==== Reading passage ====
@Becket:

I am not sure, if I understand this correctly. Instead of applying a
fixed delay, that starts when the first consumer of an (empty) group
joins, you suggest to re-trigger/re-set the delay each time a new
consumer joins?

This sound like a good strategy to me, if the config is on the broker side.

@Eno:

I think that's a valid point and I like this idea!


-Matthias


On 3/24/17 1:23 PM, Eno Thereska wrote:
> Thanks Damian,
> 
> This KIP deals with the initial phase only. What about the cases when several 
> consumers leave a group? Won't there be several expensive rebalances then as 
> well? I'm wondering if it makes sense for the delay to hold anytime the "set" 
> of consumers in a group changes, be it addition to the group or removal from 
> group.
> 
> Thanks
> Eno
> 
> 
>> On 24 Mar 2017, at 20:04, Becket Qin <[email protected]> wrote:
>>
>> Thanks for the KIP, Damian.
>>
>> My two cents on this. It seems there are two things worth thinking here:
>>
>> 1. Better rebalance timing. We will try to rebalance only when all the
>> consumers in a group have joined. The challenge would be someone has to
>> define what does ALL consumers mean, it could either be a time or number of
>> consumers, etc.
==== Stored rows ====
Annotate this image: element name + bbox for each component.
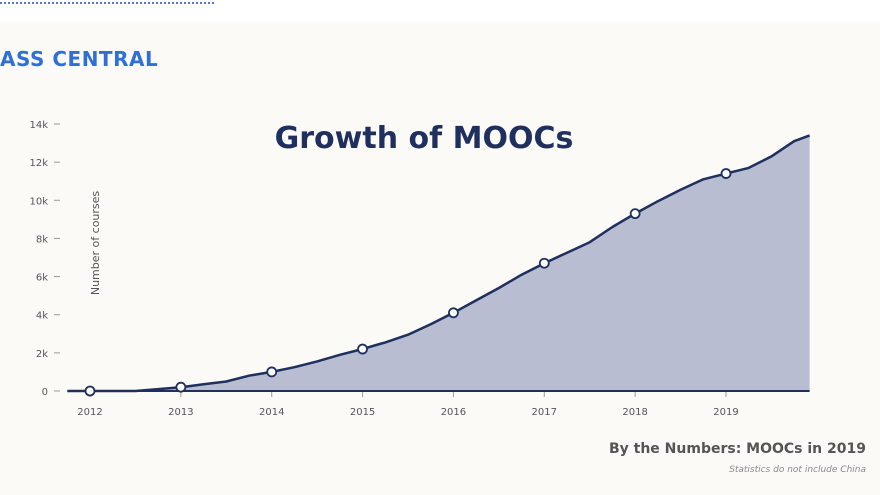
data-markers bbox=[84, 168, 732, 397]
y-tick-label: 6k bbox=[36, 273, 48, 284]
y-tick-label: 12k bbox=[29, 158, 48, 169]
data-point-marker bbox=[448, 307, 459, 319]
caption: By the Numbers: MOOCs in 2019 bbox=[608, 441, 866, 457]
x-tick-label: 2019 bbox=[713, 407, 738, 418]
series-line bbox=[67, 134, 811, 393]
data-point-marker bbox=[266, 366, 278, 378]
x-tick-label: 2018 bbox=[622, 407, 647, 418]
data-point-marker bbox=[175, 381, 187, 393]
data-point-marker bbox=[629, 208, 641, 220]
y-axis-label: Number of courses bbox=[89, 191, 102, 296]
chart-title: Growth of MOOCs bbox=[275, 121, 574, 156]
y-tick-label: 0 bbox=[42, 387, 48, 398]
y-tick-label: 14k bbox=[29, 120, 48, 131]
focus-dotted-line bbox=[0, 2, 214, 4]
x-tick-label: 2012 bbox=[77, 407, 102, 418]
x-tick-label: 2014 bbox=[259, 407, 284, 418]
y-tick-label: 10k bbox=[29, 196, 48, 207]
data-point-marker bbox=[84, 385, 96, 397]
y-tick-label: 2k bbox=[36, 349, 48, 360]
x-tick-label: 2015 bbox=[350, 407, 375, 418]
browser-top-strip bbox=[0, 0, 880, 22]
data-point-marker bbox=[538, 257, 550, 269]
x-tick-label: 2013 bbox=[168, 407, 193, 418]
data-point-marker bbox=[357, 343, 368, 355]
brand-logo-text: ASS CENTRAL bbox=[0, 47, 159, 71]
area-fill bbox=[67, 135, 810, 391]
x-tick-label: 2017 bbox=[532, 407, 557, 418]
y-tick-label: 4k bbox=[36, 311, 48, 322]
y-axis-ticks: 0 2k 4k 6k 8k 10k 12k 14k bbox=[29, 120, 60, 398]
subcaption: Statistics do not include China bbox=[729, 465, 866, 475]
x-tick-label: 2016 bbox=[441, 407, 466, 418]
data-point-marker bbox=[720, 168, 732, 179]
x-axis-ticks: 2012 2013 2014 2015 2016 2017 2018 2019 bbox=[77, 391, 739, 418]
y-tick-label: 8k bbox=[36, 234, 48, 245]
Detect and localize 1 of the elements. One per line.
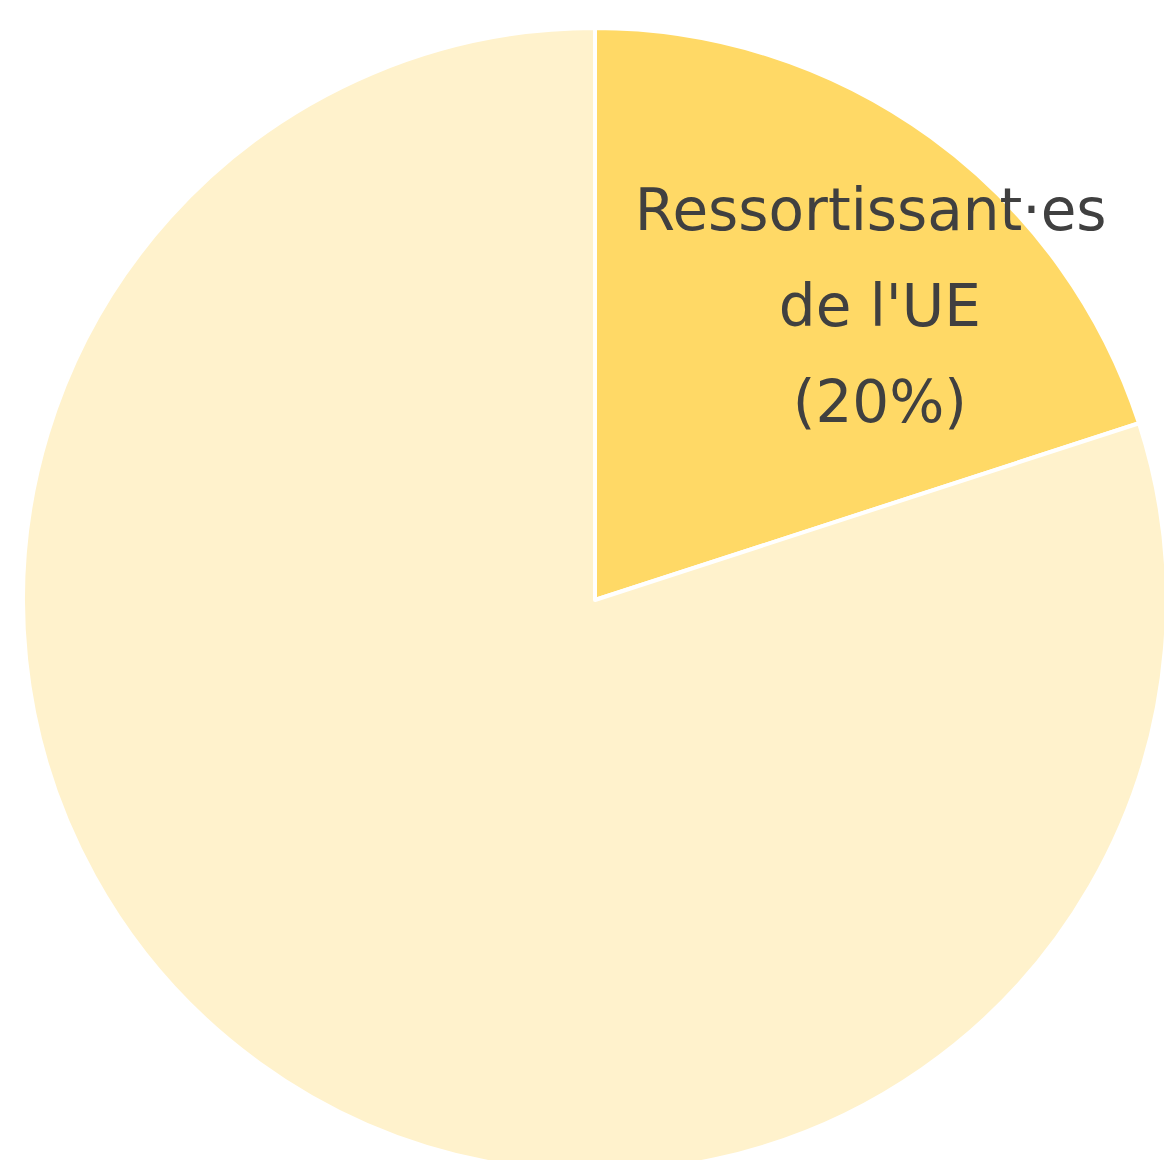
- data-label: (20%): [792, 368, 967, 437]
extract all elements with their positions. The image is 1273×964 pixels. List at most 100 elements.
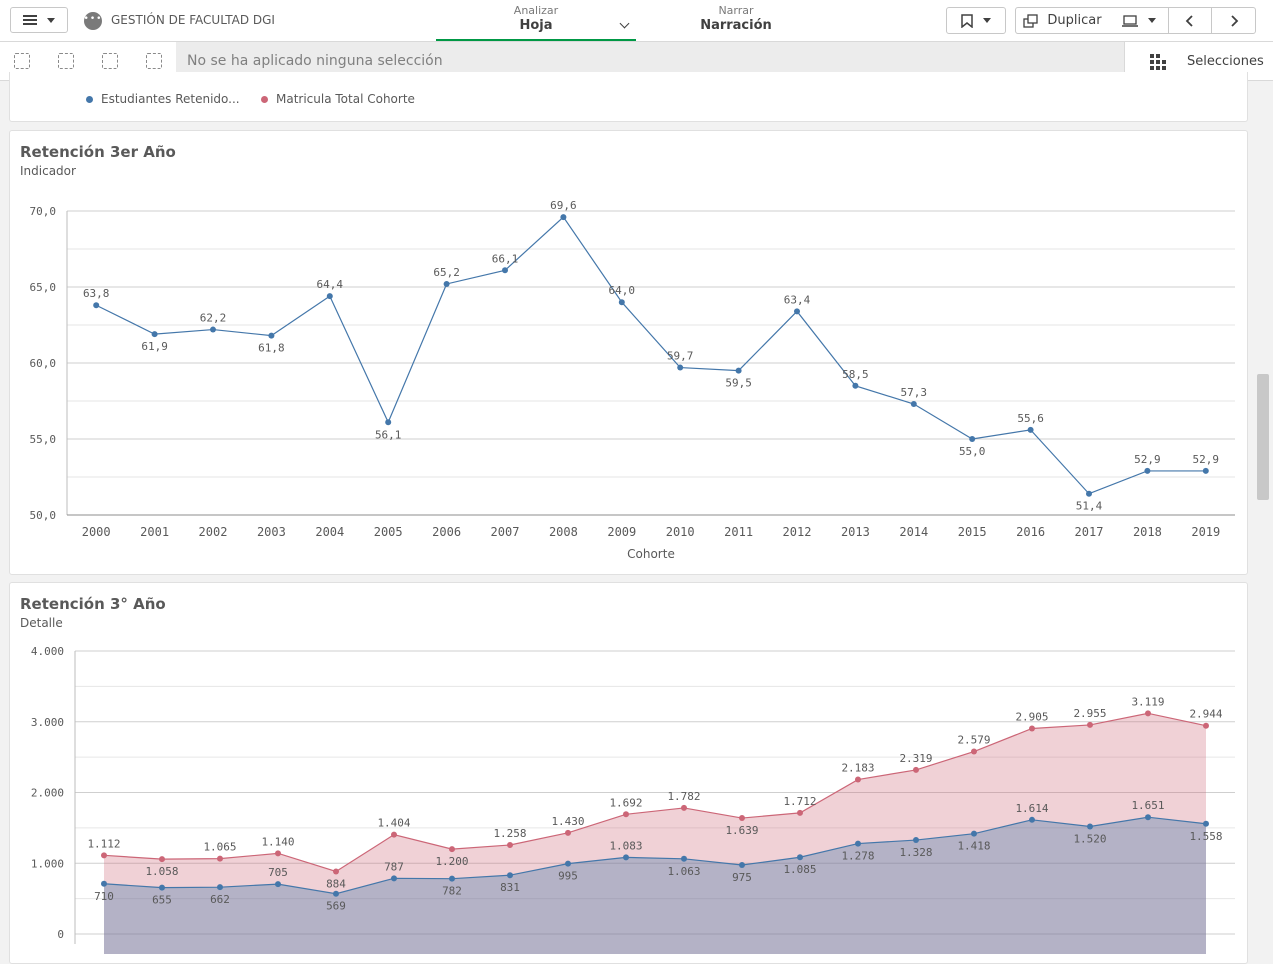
x-tick-label: 2015 [958, 525, 987, 539]
data-point [681, 804, 687, 811]
tab-analizar[interactable]: Analizar Hoja [436, 4, 636, 41]
x-tick-label: 2002 [199, 525, 228, 539]
data-label: 1.558 [1189, 830, 1222, 843]
data-point [1202, 467, 1209, 474]
chevron-down-icon [47, 17, 55, 23]
data-label: 57,3 [901, 386, 928, 399]
selections-label: Selecciones [1187, 54, 1264, 69]
step-forward-icon[interactable] [102, 53, 118, 69]
data-label: 1.085 [783, 863, 816, 876]
x-tick-label: 2001 [140, 525, 169, 539]
data-point [739, 815, 745, 822]
chart-card-retencion-indicador[interactable]: Retención 3er Año Indicador 50,0 55,0 60,0… [9, 130, 1248, 575]
data-label: 1.639 [725, 824, 758, 837]
legend-item-retenidos[interactable]: Estudiantes Retenido... [86, 92, 240, 106]
data-label: 2.579 [957, 734, 990, 747]
data-point [1144, 467, 1151, 474]
chart-subtitle: Detalle [20, 616, 63, 630]
data-point [275, 850, 281, 857]
smart-search-icon[interactable] [14, 53, 30, 69]
data-point [502, 267, 508, 274]
main-menu-button[interactable] [10, 7, 68, 33]
data-label: 787 [384, 860, 404, 873]
data-point [391, 831, 397, 838]
y-tick-label: 55,0 [30, 433, 57, 446]
bookmark-button[interactable] [946, 7, 1006, 34]
tab-narrar-sub: Narrar [718, 4, 754, 17]
tab-analizar-sub: Analizar [513, 4, 559, 17]
next-sheet-button[interactable] [1211, 7, 1256, 34]
chevron-left-icon [1185, 14, 1193, 27]
data-label: 52,9 [1193, 453, 1220, 466]
data-point [1029, 816, 1035, 823]
data-point [391, 875, 397, 882]
previous-sheet-button[interactable] [1168, 7, 1212, 34]
data-point [797, 809, 803, 816]
x-tick-label: 2014 [899, 525, 928, 539]
series-line [95, 216, 1206, 495]
data-label: 1.065 [203, 841, 236, 854]
data-point [217, 855, 223, 862]
y-tick-label: 4.000 [31, 645, 64, 658]
device-view-button[interactable] [1109, 7, 1169, 34]
chart-subtitle: Indicador [20, 164, 76, 178]
legend-dot [86, 95, 93, 103]
x-axis-title: Cohorte [627, 547, 675, 561]
step-back-icon[interactable] [58, 53, 74, 69]
data-label: 63,8 [83, 287, 110, 300]
x-tick-label: 2007 [491, 525, 520, 539]
data-point [560, 214, 567, 221]
data-label: 61,9 [141, 340, 168, 353]
app-title: GESTIÓN DE FACULTAD DGI [111, 13, 275, 27]
data-label: 55,0 [959, 445, 986, 458]
bookmark-icon [961, 13, 973, 28]
chart-card-retencion-detalle[interactable]: Retención 3° Año Detalle 0 1.000 2.000 3.00… [9, 582, 1248, 964]
data-label: 1.651 [1131, 799, 1164, 812]
data-point [971, 830, 977, 837]
legend-item-matricula[interactable]: Matricula Total Cohorte [261, 92, 415, 106]
data-label: 1.112 [87, 837, 120, 850]
data-point [681, 855, 687, 862]
tab-narrar-main: Narración [700, 18, 772, 33]
x-tick-label: 2013 [841, 525, 870, 539]
data-label: 56,1 [375, 428, 402, 441]
data-point [913, 766, 919, 773]
data-label: 63,4 [784, 293, 811, 306]
data-point [210, 326, 216, 333]
top-toolbar: ••• GESTIÓN DE FACULTAD DGI Analizar Hoj… [0, 0, 1273, 42]
x-tick-label: 2012 [783, 525, 812, 539]
duplicate-button[interactable]: Duplicar [1015, 7, 1110, 34]
data-label: 705 [268, 866, 288, 879]
selections-button[interactable]: Selecciones [1124, 42, 1273, 80]
data-point [507, 872, 513, 879]
data-label: 69,6 [550, 199, 577, 212]
data-point [855, 840, 861, 847]
data-point [565, 860, 571, 867]
x-tick-label: 2016 [1016, 525, 1045, 539]
data-label: 1.712 [783, 795, 816, 808]
data-point [268, 332, 275, 339]
data-label: 1.692 [609, 796, 642, 809]
laptop-icon [1121, 14, 1138, 27]
tab-narrar[interactable]: Narrar Narración [686, 4, 786, 41]
data-label: 569 [326, 900, 346, 913]
data-label: 1.278 [841, 850, 874, 863]
data-point [1087, 823, 1093, 830]
legend-label: Estudiantes Retenido... [101, 92, 240, 106]
data-point [1029, 725, 1035, 732]
data-point [93, 302, 100, 309]
y-tick-label: 2.000 [31, 787, 64, 800]
data-point [565, 829, 571, 836]
clear-selections-icon[interactable] [146, 53, 162, 69]
line-chart[interactable]: 50,0 55,0 60,0 65,0 70,0 2000 2001 2002 2003 2004… [10, 131, 1247, 574]
hamburger-icon [23, 15, 37, 25]
data-label: 1.258 [493, 827, 526, 840]
legend-label: Matricula Total Cohorte [276, 92, 415, 106]
data-point [449, 875, 455, 882]
x-tick-label: 2009 [607, 525, 636, 539]
data-point [449, 846, 455, 853]
data-point [739, 862, 745, 869]
area-chart[interactable]: 0 1.000 2.000 3.000 4.000 1.112 1.058 1.065 1.14… [10, 583, 1247, 963]
data-label: 1.063 [667, 865, 700, 878]
page-scrollbar[interactable] [1257, 374, 1269, 500]
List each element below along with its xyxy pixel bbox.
====
The tasks -
- a) List every person named in the consumer-group rebalance thread, giving the full name wherever the thread provides one.
- b) Write the next part of the consumer-group rebalance thread, picking up after its last sentence.

Per-task answers -
- a) Becket Qin, Eno Thereska, Matthias, Damian

- b)
>>
>> 2. Avoid frequent rebalance. For example, if there are 100 consumers in a
>> group, today, in the worst case, we may end up with 100 rebalances even if
>> all the consumers joined the group in a reasonably small amount of time.
>> Frequent rebalance is also a bad thing for brokers.
>>
>> Having a client side configuration may solve problem 1 better because each
>> consumer group can potentially configure their own timing. However, it does
>> not really prevent frequent rebalance in general because some of the
>> consumers can be misconfigured. (This may have something to do with KIP-124
>> as well. But if quota is applied on the JoinGroup/SyncGroup request it may
>> cause some unwanted cascading effects.)
>>
>> Having a broker side configuration may result in less flexibility for each
>> consumer group, but it can prevent frequent rebalance better. I think with
>> some reasonable design, the rebalance timing issue can be resolved on the
>> broker side as well. Matthias had a good point on extending the delay when
>> a new consumer joins a group (we actually did something similar to batch
>> ISR change propagation). For example, let's say on the broker side, we will
>> always delay 2 seconds each time we see a new consumer joining a consumer
>> group. This would probably work for most of the consumer groups and will
>> also limit the rebalance frequency to protect the brokers.
>>
>> I am not sure about the streams use case here, but if something like 2
>> seconds of delay is acceptable for streams, I would prefer adding the
>> configuration to the broker so that we can address both problems.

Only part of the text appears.